> **Set of tasks**
1 - Condense the paragraph beginning "In 2021, a positive review" from the Waste Siege reviews excerpt into a short bulleted list that keeps its main facts.
2 - Extend the excerpt on reviews of Waste Siege by picking up right after its last sentence.

In 2021, a positive review in PoLAR: Political and Legal Anthropology Review described the book as an effective criticism of "the putative universality of environmental threats, mobility, fixity, political violence, and state governance". In cultural geographies, reviewers analyzed Waste Siege alongside Electrical Palestine, describing the two texts as "unique in their insistence that scholars researching Palestine begin their work from the material relations that undergird everyday life". They praised Waste Siege as a well-contextualized and object-oriented work, and recommended reading the two together. A review in Arab Studies Journal found Waste Siege "an innovative and methodologically rich text" that effectively links discussion of the environment with analysis of settler colonialism. Reviewer Moné Makkawi critiqued the heavy use of jargon and unclear rhetorical choices, including the interchangeable use of the terms West Bank and Palestine with no analysis of the Gaza Strip, as well as lack of analysis of "the ways in which the violence of both military occupation and waste siege function as extensions of one another".

> **Entries shown**
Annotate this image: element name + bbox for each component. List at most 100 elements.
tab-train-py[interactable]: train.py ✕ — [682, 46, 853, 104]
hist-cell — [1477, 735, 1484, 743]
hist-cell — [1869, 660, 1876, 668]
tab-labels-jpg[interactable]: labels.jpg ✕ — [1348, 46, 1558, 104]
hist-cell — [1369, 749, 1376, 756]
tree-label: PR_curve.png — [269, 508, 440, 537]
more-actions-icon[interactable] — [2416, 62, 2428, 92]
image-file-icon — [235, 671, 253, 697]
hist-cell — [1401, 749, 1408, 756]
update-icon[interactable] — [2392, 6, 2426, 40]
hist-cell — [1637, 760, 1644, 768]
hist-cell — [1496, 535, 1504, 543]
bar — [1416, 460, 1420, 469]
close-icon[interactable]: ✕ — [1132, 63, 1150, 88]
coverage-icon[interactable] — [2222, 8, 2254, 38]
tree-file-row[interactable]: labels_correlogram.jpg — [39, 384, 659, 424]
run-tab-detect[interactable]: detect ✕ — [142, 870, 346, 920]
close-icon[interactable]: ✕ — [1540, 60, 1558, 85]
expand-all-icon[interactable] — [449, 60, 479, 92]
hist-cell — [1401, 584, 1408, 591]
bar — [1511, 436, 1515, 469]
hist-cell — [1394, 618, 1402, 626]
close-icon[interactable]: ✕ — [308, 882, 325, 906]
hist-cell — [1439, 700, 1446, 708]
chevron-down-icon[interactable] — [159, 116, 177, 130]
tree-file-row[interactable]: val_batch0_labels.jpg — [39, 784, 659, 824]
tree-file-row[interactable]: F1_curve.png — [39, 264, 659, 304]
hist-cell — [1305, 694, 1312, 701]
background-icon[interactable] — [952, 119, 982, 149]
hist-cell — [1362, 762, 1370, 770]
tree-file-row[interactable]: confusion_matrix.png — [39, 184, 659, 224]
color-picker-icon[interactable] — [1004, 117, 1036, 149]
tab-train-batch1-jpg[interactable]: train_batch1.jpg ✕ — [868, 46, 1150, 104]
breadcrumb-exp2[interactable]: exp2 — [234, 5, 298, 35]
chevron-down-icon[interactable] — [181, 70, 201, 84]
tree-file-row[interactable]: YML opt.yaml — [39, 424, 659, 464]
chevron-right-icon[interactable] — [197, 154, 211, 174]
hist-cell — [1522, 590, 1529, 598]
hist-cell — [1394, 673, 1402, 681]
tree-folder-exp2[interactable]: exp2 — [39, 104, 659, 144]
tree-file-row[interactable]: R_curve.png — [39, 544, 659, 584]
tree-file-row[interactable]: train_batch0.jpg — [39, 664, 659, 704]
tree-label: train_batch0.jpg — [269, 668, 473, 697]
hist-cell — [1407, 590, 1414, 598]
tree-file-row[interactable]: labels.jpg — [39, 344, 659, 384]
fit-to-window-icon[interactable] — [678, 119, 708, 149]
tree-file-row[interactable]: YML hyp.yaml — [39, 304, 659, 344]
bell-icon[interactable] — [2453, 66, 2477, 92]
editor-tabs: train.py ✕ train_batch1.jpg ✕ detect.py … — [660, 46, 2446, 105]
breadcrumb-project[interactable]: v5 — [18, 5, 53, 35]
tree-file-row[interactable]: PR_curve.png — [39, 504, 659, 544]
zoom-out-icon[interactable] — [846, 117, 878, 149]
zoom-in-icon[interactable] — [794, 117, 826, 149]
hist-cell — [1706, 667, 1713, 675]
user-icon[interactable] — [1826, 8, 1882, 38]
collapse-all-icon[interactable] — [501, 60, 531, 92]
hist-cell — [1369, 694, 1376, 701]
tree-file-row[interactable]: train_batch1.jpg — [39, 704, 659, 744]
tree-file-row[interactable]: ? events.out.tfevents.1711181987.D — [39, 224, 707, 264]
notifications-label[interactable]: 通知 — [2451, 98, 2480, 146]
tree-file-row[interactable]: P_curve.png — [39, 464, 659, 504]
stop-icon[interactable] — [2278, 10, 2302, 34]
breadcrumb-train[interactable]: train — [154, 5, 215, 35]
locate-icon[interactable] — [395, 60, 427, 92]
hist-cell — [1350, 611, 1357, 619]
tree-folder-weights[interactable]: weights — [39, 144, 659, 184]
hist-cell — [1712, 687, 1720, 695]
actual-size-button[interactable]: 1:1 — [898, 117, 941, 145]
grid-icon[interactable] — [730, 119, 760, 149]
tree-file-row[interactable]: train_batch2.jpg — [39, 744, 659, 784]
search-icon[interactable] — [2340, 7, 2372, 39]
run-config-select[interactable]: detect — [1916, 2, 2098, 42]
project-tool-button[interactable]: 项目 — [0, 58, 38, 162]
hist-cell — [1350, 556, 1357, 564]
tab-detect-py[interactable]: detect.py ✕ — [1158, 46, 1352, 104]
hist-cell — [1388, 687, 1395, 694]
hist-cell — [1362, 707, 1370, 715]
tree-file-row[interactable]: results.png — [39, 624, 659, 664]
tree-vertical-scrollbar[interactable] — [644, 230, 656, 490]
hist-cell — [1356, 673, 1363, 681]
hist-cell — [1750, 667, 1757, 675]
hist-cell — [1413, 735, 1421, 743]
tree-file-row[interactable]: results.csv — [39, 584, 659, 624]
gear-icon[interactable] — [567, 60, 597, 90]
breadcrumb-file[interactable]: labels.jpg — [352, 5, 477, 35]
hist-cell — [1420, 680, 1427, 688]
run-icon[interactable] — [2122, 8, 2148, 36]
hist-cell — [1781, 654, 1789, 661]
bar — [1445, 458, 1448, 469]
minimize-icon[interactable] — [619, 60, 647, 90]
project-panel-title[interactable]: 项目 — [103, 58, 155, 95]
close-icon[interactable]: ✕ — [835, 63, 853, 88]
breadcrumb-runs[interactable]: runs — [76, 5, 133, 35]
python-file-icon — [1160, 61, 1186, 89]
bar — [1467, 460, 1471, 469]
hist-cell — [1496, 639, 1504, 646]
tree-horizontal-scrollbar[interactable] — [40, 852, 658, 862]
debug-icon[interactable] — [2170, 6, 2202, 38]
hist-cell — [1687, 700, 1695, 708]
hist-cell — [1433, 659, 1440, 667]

> **Task responses**
1 -
- PoLAR: Political and Legal Anthropology Review (2021): a positive review that found the book an effective criticism of "the putative universality of environmental threats, mobility, fixity, political violence, and state governance."
- Cultural geographies: reviewers discussed Waste Siege alongside Electrical Palestine and called both "unique in their insistence that scholars researching Palestine begin their work from the material relations that undergird everyday life." They praised Waste Siege as well contextualized and object-oriented and recommended reading the two together.
- Arab Studies Journal: called the book "an innovative and methodologically rich text" that effectively links the environment to settler colonialism.
- Moné Makkawi: faulted the heavy jargon and unclear rhetorical choices. These included using "West Bank" and "Palestine" interchangeably without analyzing the Gaza Strip. Makkawi also noted the lack of analysis of how military occupation and waste siege act as extensions of one another.

2 -
In HAU: Journal of Ethnographic Theory, which published multiple reviews of Waste Siege in its Spring 2021 issue, Amahl Bishara praised Stamatopoulou-Robbins' ethnographic work and her "creative and caring approach to ethnography". Like Makkawi, Bishara criticized the assertion that waste siege is replacing military violence, arguing that the latter is ongoing. Rosalind Fredericks described Waste Siege as "impressive" and "beautifully written", and emphasized its importance for the field of discard studies; she critiqued the end of the book for globalizing the concept of waste siege, arguing that this "can dilute the more powerful message that is specific to this conjuncture, in this place". Kali Rubaii linked concepts from the book to military creep and noted its "textured" implications, including "that assigning responsibility or causality for events that appear to belong to civilian life is not a straightforward act" in an environment like Palestine. Munira Khayyat described Waste Siege as "a startling new angle" on life in Palestine beyond the spectacle of war, but pushed back on Stamatopoulou-Robbins' assertion that Palestinians do not think of their improvisation and survival as resistance. Stamatopoulou-Robbins responded to this collection of reviews, explaining that she globalized her argument to counteract the way "Palestine tends not to be considered useful for thinking about much of the rest of the planet", and noting that her assertion that waste siege replaced direct Israeli violence was based on the views of Palestinians in the West Bank as expressed during her fieldwork.

In 2022, a positive review in Anthropological Quarterly found that "Waste Siege sheds light on how people negotiate being overdetermined by their colonial conditions, including through their deployment and rejection of the term (and the terms of their) environment". Also in 2022, a review in the Journal of the Royal Anthropological Institute favorably discussed Waste Siege alongside A Mass Conspiracy to Feed People and Pollution Is Colonialism; the reviewer found the book an "excellent ethnography" and a useful addition to its field.